SHORT TASK:
Reproduce the entries in full, with no changes.

PROVIDED DATA:
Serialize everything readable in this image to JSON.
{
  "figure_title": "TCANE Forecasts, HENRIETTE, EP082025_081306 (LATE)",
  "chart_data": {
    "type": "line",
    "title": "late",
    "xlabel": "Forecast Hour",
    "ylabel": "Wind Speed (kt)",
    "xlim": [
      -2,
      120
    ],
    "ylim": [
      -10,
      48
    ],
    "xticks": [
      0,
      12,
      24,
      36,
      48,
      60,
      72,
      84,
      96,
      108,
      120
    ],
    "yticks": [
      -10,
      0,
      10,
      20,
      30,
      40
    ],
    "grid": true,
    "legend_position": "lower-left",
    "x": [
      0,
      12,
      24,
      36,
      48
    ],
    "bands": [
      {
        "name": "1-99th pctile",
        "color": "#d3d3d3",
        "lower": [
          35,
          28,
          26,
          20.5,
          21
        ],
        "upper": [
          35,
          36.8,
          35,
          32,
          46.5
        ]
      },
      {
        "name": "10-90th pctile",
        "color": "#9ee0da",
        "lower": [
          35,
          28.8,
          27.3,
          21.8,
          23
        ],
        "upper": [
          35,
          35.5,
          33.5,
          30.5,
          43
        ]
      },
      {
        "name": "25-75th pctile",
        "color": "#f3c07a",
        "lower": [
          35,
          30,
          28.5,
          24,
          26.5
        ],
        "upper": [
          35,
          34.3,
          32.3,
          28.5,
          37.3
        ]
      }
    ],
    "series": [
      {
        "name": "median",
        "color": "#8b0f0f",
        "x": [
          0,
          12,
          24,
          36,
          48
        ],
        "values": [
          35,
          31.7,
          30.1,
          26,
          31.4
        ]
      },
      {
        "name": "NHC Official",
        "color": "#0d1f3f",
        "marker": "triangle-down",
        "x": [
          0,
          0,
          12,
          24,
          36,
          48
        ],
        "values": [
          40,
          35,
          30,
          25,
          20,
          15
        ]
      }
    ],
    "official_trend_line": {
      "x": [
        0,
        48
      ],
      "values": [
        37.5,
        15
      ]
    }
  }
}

RESPONSE:
Serialize everything readable in this image to JSON.
{
  "figure_title": "TCANE Forecasts, HENRIETTE, EP082025_081306 (LATE)",
  "chart_data": {
    "type": "line",
    "title": "late",
    "xlabel": "Forecast Hour",
    "ylabel": "Wind Speed (kt)",
    "xlim": [
      -2,
      120
    ],
    "ylim": [
      -10,
      48
    ],
    "xticks": [
      0,
      12,
      24,
      36,
      48,
      60,
      72,
      84,
      96,
      108,
      120
    ],
    "yticks": [
      -10,
      0,
      10,
      20,
      30,
      40
    ],
    "grid": true,
    "legend_position": "lower-left",
    "x": [
      0,
      12,
      24,
      36,
      48
    ],
    "bands": [
      {
        "name": "1-99th pctile",
        "color": "#d3d3d3",
        "lower": [
          35,
          28,
          26,
          20.5,
          21
        ],
        "upper": [
          35,
          36.8,
          35,
          32,
          46.5
        ]
      },
      {
        "name": "10-90th pctile",
        "color": "#9ee0da",
        "lower": [
          35,
          28.8,
          27.3,
          21.8,
          23
        ],
        "upper": [
          35,
          35.5,
          33.5,
          30.5,
          43
        ]
      },
      {
        "name": "25-75th pctile",
        "color": "#f3c07a",
        "lower": [
          35,
          30,
          28.5,
          24,
          26.5
        ],
        "upper": [
          35,
          34.3,
          32.3,
          28.5,
          37.3
        ]
      }
    ],
    "series": [
      {
        "name": "median",
        "color": "#8b0f0f",
        "x": [
          0,
          12,
          24,
          36,
          48
        ],
        "values": [
          35,
          31.7,
          30.1,
          26,
          31.4
        ]
      },
      {
        "name": "NHC Official",
        "color": "#0d1f3f",
        "marker": "triangle-down",
        "x": [
          0,
          0,
          12,
          24,
          36,
          48
        ],
        "values": [
          40,
          35,
          30,
          25,
          20,
          15
        ]
      }
    ],
    "official_trend_line": {
      "x": [
        0,
        48
      ],
      "values": [
        37.5,
        15
      ]
    }
  }
}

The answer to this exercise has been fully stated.